• DESCRIPTION OF THE TASK: Could you transcribe every record below exactly as written, leaving out any pictures?

• THE INPUT:
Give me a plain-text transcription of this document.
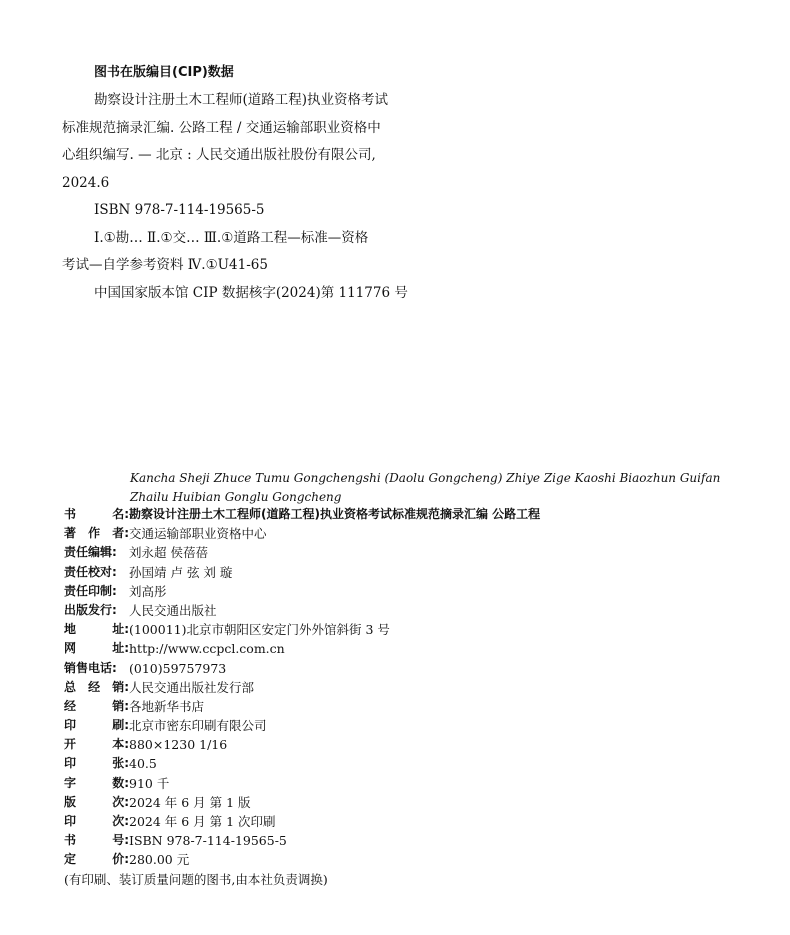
图书在版编目(CIP)数据
勘察设计注册土木工程师(道路工程)执业资格考试
标准规范摘录汇编. 公路工程 / 交通运输部职业资格中
心组织编写. — 北京 : 人民交通出版社股份有限公司,
2024.6
ISBN 978-7-114-19565-5
Ⅰ.①勘… Ⅱ.①交… Ⅲ.①道路工程—标准—资格
考试—自学参考资料 Ⅳ.①U41-65
中国国家版本馆 CIP 数据核字(2024)第 111776 号
Kancha Sheji Zhuce Tumu Gongchengshi (Daolu Gongcheng) Zhiye Zige Kaoshi Biaozhun Guifan Zhailu Huibian Gonglu Gongcheng
书	名: 勘察设计注册土木工程师(道路工程)执业资格考试标准规范摘录汇编 公路工程
著 作 者: 交通运输部职业资格中心
责任编辑: 刘永超 侯蓓蓓
责任校对: 孙国靖 卢 弦 刘 璇
责任印制: 刘高彤
出版发行: 人民交通出版社
地	址: (100011)北京市朝阳区安定门外外馆斜街 3 号
网	址: http://www.ccpcl.com.cn
销售电话: (010)59757973
总 经 销: 人民交通出版社发行部
经	销: 各地新华书店
印	刷: 北京市密东印刷有限公司
开	本: 880×1230 1/16
印	张: 40.5
字	数: 910 千
版	次: 2024 年 6 月 第 1 版
印	次: 2024 年 6 月 第 1 次印刷
书	号: ISBN 978-7-114-19565-5
定	价: 280.00 元
(有印刷、装订质量问题的图书,由本社负责调换)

• FINAL RESULT:
Give me a plain-text transcription of this document.
图书在版编目(CIP)数据
勘察设计注册土木工程师(道路工程)执业资格考试
标准规范摘录汇编. 公路工程 / 交通运输部职业资格中
心组织编写. — 北京 : 人民交通出版社股份有限公司,
2024.6
ISBN 978-7-114-19565-5
Ⅰ.①勘… Ⅱ.①交… Ⅲ.①道路工程—标准—资格
考试—自学参考资料 Ⅳ.①U41-65
中国国家版本馆 CIP 数据核字(2024)第 111776 号
Kancha Sheji Zhuce Tumu Gongchengshi (Daolu Gongcheng) Zhiye Zige Kaoshi Biaozhun Guifan Zhailu Huibian Gonglu Gongcheng
书	名: 勘察设计注册土木工程师(道路工程)执业资格考试标准规范摘录汇编 公路工程
著 作 者: 交通运输部职业资格中心
责任编辑: 刘永超 侯蓓蓓
责任校对: 孙国靖 卢 弦 刘 璇
责任印制: 刘高彤
出版发行: 人民交通出版社
地	址: (100011)北京市朝阳区安定门外外馆斜街 3 号
网	址: http://www.ccpcl.com.cn
销售电话: (010)59757973
总 经 销: 人民交通出版社发行部
经	销: 各地新华书店
印	刷: 北京市密东印刷有限公司
开	本: 880×1230 1/16
印	张: 40.5
字	数: 910 千
版	次: 2024 年 6 月 第 1 版
印	次: 2024 年 6 月 第 1 次印刷
书	号: ISBN 978-7-114-19565-5
定	价: 280.00 元
(有印刷、装订质量问题的图书,由本社负责调换)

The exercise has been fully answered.